**Written exercise**
Scan the records and identify every line in which the string "title" occurs, then return those lines.

**Material**
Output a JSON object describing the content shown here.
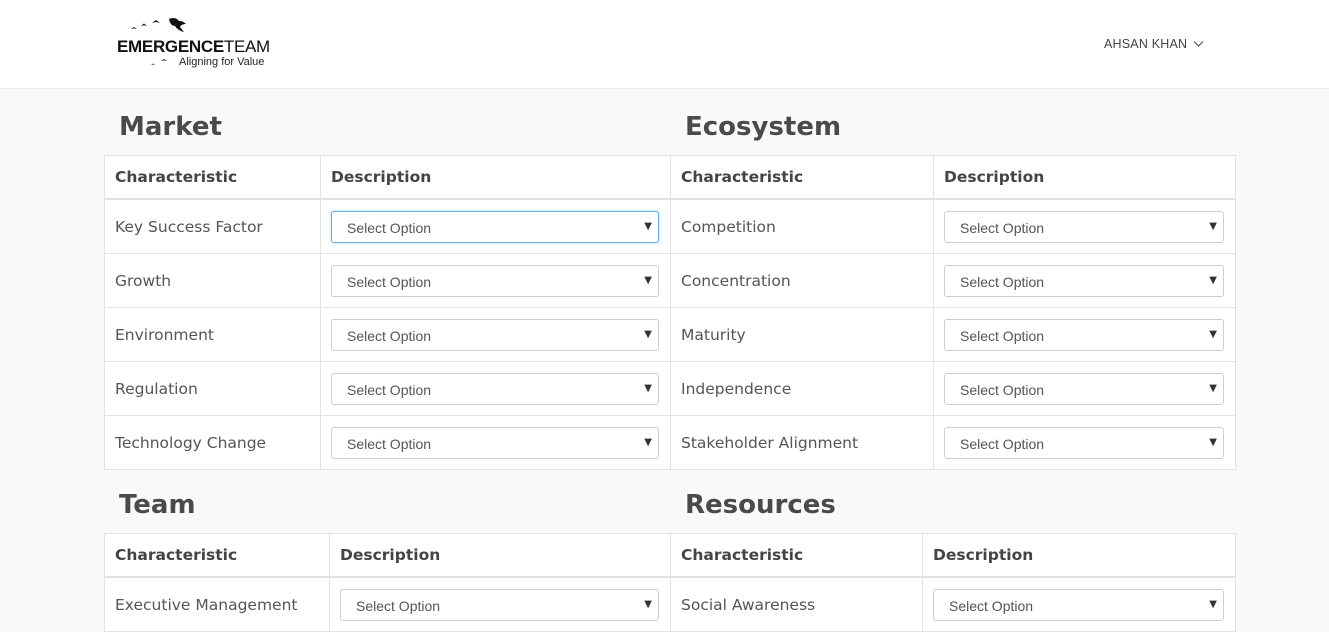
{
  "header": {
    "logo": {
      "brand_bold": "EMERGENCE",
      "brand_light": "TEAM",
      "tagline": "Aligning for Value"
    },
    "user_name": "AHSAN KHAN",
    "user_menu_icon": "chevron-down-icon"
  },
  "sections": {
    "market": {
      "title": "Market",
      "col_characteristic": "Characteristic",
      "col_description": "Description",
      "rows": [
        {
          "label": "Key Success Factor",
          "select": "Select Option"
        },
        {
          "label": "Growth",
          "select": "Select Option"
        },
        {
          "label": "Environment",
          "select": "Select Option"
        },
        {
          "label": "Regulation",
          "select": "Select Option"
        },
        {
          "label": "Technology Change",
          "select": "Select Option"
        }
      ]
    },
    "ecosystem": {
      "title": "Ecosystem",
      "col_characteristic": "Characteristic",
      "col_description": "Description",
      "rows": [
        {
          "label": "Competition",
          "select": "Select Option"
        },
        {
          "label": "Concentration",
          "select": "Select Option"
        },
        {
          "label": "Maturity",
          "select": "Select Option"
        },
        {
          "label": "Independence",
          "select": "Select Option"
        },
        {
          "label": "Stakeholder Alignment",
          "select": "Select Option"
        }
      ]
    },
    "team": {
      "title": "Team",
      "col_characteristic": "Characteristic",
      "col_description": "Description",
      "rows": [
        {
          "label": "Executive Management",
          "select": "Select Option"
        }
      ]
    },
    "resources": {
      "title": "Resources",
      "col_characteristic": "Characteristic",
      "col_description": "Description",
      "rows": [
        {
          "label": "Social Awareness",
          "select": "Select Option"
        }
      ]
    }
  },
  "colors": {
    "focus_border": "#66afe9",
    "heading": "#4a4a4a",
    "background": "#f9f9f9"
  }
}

**Worked solution**
      "title": "Market",
      "title": "Ecosystem",
      "title": "Team",
      "title": "Resources",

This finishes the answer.